[Collected data entries]
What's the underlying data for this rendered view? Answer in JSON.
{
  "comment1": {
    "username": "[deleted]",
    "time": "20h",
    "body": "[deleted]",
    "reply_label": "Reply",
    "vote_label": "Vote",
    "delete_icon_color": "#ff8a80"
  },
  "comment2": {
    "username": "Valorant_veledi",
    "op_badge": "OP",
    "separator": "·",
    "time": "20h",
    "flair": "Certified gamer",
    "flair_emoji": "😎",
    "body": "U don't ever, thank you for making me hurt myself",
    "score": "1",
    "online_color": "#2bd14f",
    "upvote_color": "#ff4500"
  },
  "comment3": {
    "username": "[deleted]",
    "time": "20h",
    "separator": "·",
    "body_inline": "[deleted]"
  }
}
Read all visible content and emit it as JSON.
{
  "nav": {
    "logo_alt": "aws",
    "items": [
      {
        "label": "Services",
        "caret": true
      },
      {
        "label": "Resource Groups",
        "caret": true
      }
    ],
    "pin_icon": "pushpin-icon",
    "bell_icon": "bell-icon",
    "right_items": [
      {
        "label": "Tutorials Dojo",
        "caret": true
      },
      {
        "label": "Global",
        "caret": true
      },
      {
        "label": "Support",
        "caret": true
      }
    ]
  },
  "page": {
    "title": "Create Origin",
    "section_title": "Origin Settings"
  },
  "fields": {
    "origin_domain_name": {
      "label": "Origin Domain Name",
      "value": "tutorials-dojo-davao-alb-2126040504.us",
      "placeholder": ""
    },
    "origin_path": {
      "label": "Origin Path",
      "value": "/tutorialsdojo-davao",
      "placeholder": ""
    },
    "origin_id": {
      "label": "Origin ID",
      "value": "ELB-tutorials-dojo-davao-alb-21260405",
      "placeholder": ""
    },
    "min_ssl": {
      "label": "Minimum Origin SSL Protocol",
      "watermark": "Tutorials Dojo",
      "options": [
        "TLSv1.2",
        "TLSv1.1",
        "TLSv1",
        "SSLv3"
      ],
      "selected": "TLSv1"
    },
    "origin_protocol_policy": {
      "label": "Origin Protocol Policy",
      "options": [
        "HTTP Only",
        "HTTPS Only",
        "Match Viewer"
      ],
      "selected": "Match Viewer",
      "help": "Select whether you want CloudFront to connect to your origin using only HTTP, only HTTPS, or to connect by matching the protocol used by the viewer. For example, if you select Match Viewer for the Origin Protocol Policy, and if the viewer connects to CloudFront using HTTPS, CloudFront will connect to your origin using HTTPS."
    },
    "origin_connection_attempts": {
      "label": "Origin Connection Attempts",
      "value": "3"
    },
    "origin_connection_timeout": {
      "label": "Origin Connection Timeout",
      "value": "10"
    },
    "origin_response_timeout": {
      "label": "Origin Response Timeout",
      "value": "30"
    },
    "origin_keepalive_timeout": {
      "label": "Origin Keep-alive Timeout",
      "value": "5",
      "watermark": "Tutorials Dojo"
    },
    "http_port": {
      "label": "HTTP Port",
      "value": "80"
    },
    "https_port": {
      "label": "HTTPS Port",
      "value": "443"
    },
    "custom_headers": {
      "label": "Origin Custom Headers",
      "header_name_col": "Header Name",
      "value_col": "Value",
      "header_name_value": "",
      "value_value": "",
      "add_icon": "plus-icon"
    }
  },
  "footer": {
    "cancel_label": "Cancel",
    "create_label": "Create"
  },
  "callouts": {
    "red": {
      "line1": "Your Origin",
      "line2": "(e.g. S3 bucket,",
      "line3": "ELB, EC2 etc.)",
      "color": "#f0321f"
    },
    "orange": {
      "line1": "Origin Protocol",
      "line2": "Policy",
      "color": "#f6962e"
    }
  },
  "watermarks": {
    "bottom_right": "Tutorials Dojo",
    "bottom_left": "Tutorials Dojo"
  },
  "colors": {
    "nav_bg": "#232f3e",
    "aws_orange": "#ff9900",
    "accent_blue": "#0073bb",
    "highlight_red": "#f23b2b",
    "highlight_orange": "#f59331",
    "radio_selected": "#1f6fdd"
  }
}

### [Task to carry out]
Go through the listing and print each line exactly as it appears.

### [Exercise output]
What's the underlying data for this rendered view? Answer in JSON.
{
  "comment1": {
    "username": "[deleted]",
    "time": "20h",
    "body": "[deleted]",
    "reply_label": "Reply",
    "vote_label": "Vote",
    "delete_icon_color": "#ff8a80"
  },
  "comment2": {
    "username": "Valorant_veledi",
    "op_badge": "OP",
    "separator": "·",
    "time": "20h",
    "flair": "Certified gamer",
    "flair_emoji": "😎",
    "body": "U don't ever, thank you for making me hurt myself",
    "score": "1",
    "online_color": "#2bd14f",
    "upvote_color": "#ff4500"
  },
  "comment3": {
    "username": "[deleted]",
    "time": "20h",
    "separator": "·",
    "body_inline": "[deleted]"
  }
}
Read all visible content and emit it as JSON.
{
  "nav": {
    "logo_alt": "aws",
    "items": [
      {
        "label": "Services",
        "caret": true
      },
      {
        "label": "Resource Groups",
        "caret": true
      }
    ],
    "pin_icon": "pushpin-icon",
    "bell_icon": "bell-icon",
    "right_items": [
      {
        "label": "Tutorials Dojo",
        "caret": true
      },
      {
        "label": "Global",
        "caret": true
      },
      {
        "label": "Support",
        "caret": true
      }
    ]
  },
  "page": {
    "title": "Create Origin",
    "section_title": "Origin Settings"
  },
  "fields": {
    "origin_domain_name": {
      "label": "Origin Domain Name",
      "value": "tutorials-dojo-davao-alb-2126040504.us",
      "placeholder": ""
    },
    "origin_path": {
      "label": "Origin Path",
      "value": "/tutorialsdojo-davao",
      "placeholder": ""
    },
    "origin_id": {
      "label": "Origin ID",
      "value": "ELB-tutorials-dojo-davao-alb-21260405",
      "placeholder": ""
    },
    "min_ssl": {
      "label": "Minimum Origin SSL Protocol",
      "watermark": "Tutorials Dojo",
      "options": [
        "TLSv1.2",
        "TLSv1.1",
        "TLSv1",
        "SSLv3"
      ],
      "selected": "TLSv1"
    },
    "origin_protocol_policy": {
      "label": "Origin Protocol Policy",
      "options": [
        "HTTP Only",
        "HTTPS Only",
        "Match Viewer"
      ],
      "selected": "Match Viewer",
      "help": "Select whether you want CloudFront to connect to your origin using only HTTP, only HTTPS, or to connect by matching the protocol used by the viewer. For example, if you select Match Viewer for the Origin Protocol Policy, and if the viewer connects to CloudFront using HTTPS, CloudFront will connect to your origin using HTTPS."
    },
    "origin_connection_attempts": {
      "label": "Origin Connection Attempts",
      "value": "3"
    },
    "origin_connection_timeout": {
      "label": "Origin Connection Timeout",
      "value": "10"
    },
    "origin_response_timeout": {
      "label": "Origin Response Timeout",
      "value": "30"
    },
    "origin_keepalive_timeout": {
      "label": "Origin Keep-alive Timeout",
      "value": "5",
      "watermark": "Tutorials Dojo"
    },
    "http_port": {
      "label": "HTTP Port",
      "value": "80"
    },
    "https_port": {
      "label": "HTTPS Port",
      "value": "443"
    },
    "custom_headers": {
      "label": "Origin Custom Headers",
      "header_name_col": "Header Name",
      "value_col": "Value",
      "header_name_value": "",
      "value_value": "",
      "add_icon": "plus-icon"
    }
  },
  "footer": {
    "cancel_label": "Cancel",
    "create_label": "Create"
  },
  "callouts": {
    "red": {
      "line1": "Your Origin",
      "line2": "(e.g. S3 bucket,",
      "line3": "ELB, EC2 etc.)",
      "color": "#f0321f"
    },
    "orange": {
      "line1": "Origin Protocol",
      "line2": "Policy",
      "color": "#f6962e"
    }
  },
  "watermarks": {
    "bottom_right": "Tutorials Dojo",
    "bottom_left": "Tutorials Dojo"
  },
  "colors": {
    "nav_bg": "#232f3e",
    "aws_orange": "#ff9900",
    "accent_blue": "#0073bb",
    "highlight_red": "#f23b2b",
    "highlight_orange": "#f59331",
    "radio_selected": "#1f6fdd"
  }
}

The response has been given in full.